Figure record listings
◇ ◇ ◇ ◇ ◇
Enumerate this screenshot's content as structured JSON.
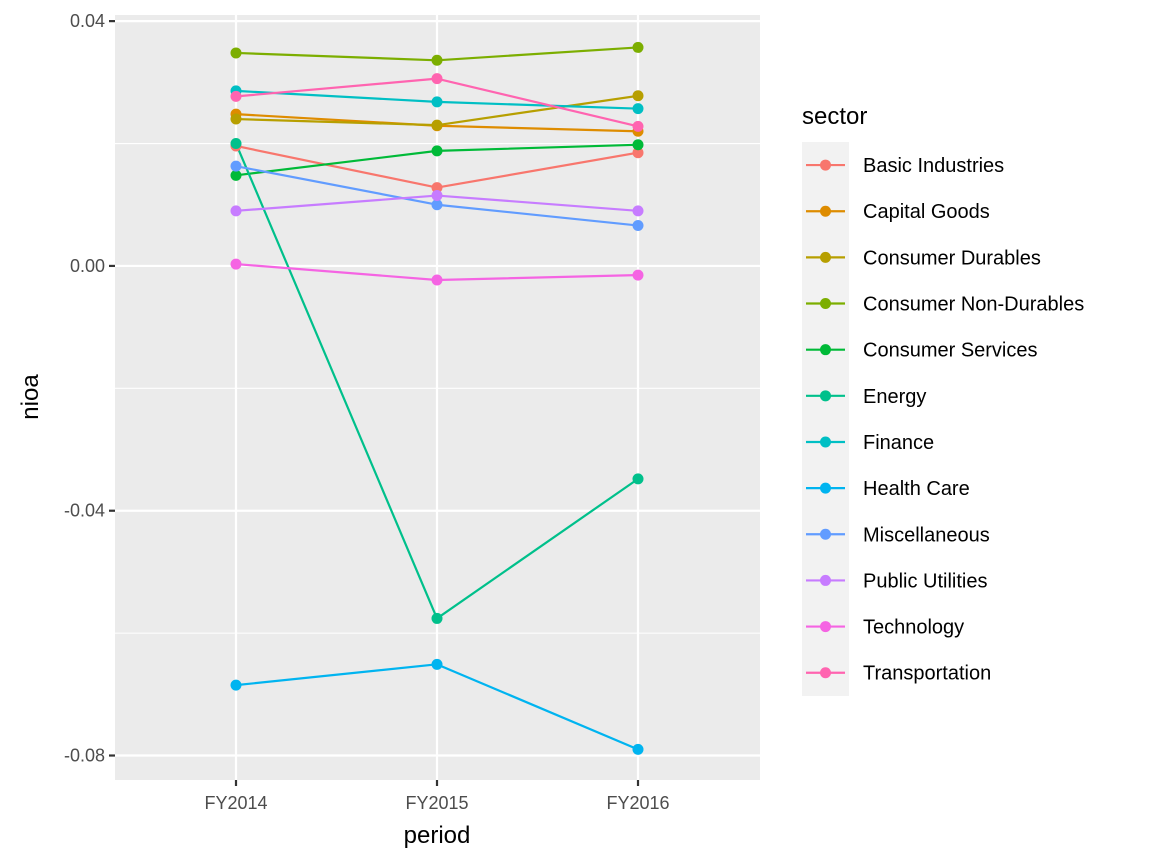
{
  "chart_data": {
    "type": "line",
    "xlabel": "period",
    "ylabel": "nioa",
    "categories": [
      "FY2014",
      "FY2015",
      "FY2016"
    ],
    "ylim": [
      -0.084,
      0.041
    ],
    "yticks": [
      -0.08,
      -0.04,
      0.0,
      0.04
    ],
    "ytick_labels": [
      "-0.08",
      "-0.04",
      "0.00",
      "0.04"
    ],
    "grid": true,
    "legend": {
      "title": "sector",
      "position": "right"
    },
    "series": [
      {
        "name": "Basic Industries",
        "color": "#F8766D",
        "values": [
          0.0196,
          0.0128,
          0.0185
        ]
      },
      {
        "name": "Capital Goods",
        "color": "#DE8C00",
        "values": [
          0.0248,
          0.0229,
          0.022
        ]
      },
      {
        "name": "Consumer Durables",
        "color": "#B79F00",
        "values": [
          0.024,
          0.023,
          0.0278
        ]
      },
      {
        "name": "Consumer Non-Durables",
        "color": "#7CAE00",
        "values": [
          0.0348,
          0.0336,
          0.0357
        ]
      },
      {
        "name": "Consumer Services",
        "color": "#00BA38",
        "values": [
          0.0148,
          0.0188,
          0.0198
        ]
      },
      {
        "name": "Energy",
        "color": "#00C08B",
        "values": [
          0.02,
          -0.0576,
          -0.0348
        ]
      },
      {
        "name": "Finance",
        "color": "#00BFC4",
        "values": [
          0.0286,
          0.0268,
          0.0257
        ]
      },
      {
        "name": "Health Care",
        "color": "#00B4F0",
        "values": [
          -0.0685,
          -0.0651,
          -0.079
        ]
      },
      {
        "name": "Miscellaneous",
        "color": "#619CFF",
        "values": [
          0.0163,
          0.01,
          0.0066
        ]
      },
      {
        "name": "Public Utilities",
        "color": "#C77CFF",
        "values": [
          0.009,
          0.0115,
          0.009
        ]
      },
      {
        "name": "Technology",
        "color": "#F564E3",
        "values": [
          0.0003,
          -0.0023,
          -0.0015
        ]
      },
      {
        "name": "Transportation",
        "color": "#FF64B0",
        "values": [
          0.0277,
          0.0306,
          0.0228
        ]
      }
    ]
  }
}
◇ ◇ ◇ ◇ ◇
To be done »
Look for the word "color" and return every line where it occurs.

Output of the task »
        "color": "#F8766D",
        "color": "#DE8C00",
        "color": "#B79F00",
        "color": "#7CAE00",
        "color": "#00BA38",
        "color": "#00C08B",
        "color": "#00BFC4",
        "color": "#00B4F0",
        "color": "#619CFF",
        "color": "#C77CFF",
        "color": "#F564E3",
        "color": "#FF64B0",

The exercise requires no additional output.